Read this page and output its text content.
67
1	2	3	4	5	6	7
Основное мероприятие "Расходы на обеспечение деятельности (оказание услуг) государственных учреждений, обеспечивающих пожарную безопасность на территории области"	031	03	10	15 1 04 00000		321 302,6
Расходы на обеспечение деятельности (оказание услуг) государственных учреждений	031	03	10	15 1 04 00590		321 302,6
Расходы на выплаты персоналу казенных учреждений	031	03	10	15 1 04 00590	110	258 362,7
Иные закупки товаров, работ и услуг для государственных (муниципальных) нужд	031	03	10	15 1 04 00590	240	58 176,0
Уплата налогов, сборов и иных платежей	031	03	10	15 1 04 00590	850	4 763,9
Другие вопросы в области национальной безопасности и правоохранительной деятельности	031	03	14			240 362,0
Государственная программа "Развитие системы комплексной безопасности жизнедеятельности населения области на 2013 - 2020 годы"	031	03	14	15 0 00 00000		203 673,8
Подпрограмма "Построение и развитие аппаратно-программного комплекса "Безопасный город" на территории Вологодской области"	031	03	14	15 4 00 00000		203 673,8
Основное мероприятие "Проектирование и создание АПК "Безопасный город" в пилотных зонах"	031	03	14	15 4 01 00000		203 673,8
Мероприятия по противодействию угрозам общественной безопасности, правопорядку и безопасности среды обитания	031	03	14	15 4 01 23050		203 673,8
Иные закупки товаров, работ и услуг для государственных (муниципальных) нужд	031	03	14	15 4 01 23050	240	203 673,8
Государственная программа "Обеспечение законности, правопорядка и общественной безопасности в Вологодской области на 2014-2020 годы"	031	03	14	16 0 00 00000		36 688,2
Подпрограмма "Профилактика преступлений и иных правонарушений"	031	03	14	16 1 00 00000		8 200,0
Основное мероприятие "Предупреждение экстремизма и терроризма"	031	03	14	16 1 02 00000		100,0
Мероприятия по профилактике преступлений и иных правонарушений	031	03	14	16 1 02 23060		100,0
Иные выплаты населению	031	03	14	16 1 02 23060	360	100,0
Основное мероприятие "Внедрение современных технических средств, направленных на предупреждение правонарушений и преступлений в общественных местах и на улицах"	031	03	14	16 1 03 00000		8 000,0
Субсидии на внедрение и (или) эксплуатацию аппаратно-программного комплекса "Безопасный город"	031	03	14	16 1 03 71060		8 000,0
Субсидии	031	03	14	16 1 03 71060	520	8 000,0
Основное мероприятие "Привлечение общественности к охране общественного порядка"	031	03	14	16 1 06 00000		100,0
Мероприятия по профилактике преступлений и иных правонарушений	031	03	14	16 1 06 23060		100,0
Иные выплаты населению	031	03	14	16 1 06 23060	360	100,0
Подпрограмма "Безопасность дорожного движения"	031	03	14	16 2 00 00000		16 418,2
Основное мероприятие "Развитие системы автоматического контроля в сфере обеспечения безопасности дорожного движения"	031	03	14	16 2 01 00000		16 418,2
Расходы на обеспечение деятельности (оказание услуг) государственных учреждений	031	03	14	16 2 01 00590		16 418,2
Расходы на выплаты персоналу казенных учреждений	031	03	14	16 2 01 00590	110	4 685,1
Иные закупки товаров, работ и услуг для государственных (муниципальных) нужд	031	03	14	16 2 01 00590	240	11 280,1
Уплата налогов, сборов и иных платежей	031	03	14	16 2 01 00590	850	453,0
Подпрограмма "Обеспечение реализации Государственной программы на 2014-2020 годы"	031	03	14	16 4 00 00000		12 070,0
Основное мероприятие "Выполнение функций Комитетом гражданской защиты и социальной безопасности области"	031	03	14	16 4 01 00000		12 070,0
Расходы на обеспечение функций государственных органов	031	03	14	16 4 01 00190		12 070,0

Exercise:
Identify the lines above with the word "муниципальных". Copy them.

Answer to the problem:
Иные закупки товаров, работ и услуг для государственных (муниципальных) нужд	031	03	10	15 1 04 00590	240	58 176,0
Иные закупки товаров, работ и услуг для государственных (муниципальных) нужд	031	03	14	15 4 01 23050	240	203 673,8
Иные закупки товаров, работ и услуг для государственных (муниципальных) нужд	031	03	14	16 2 01 00590	240	11 280,1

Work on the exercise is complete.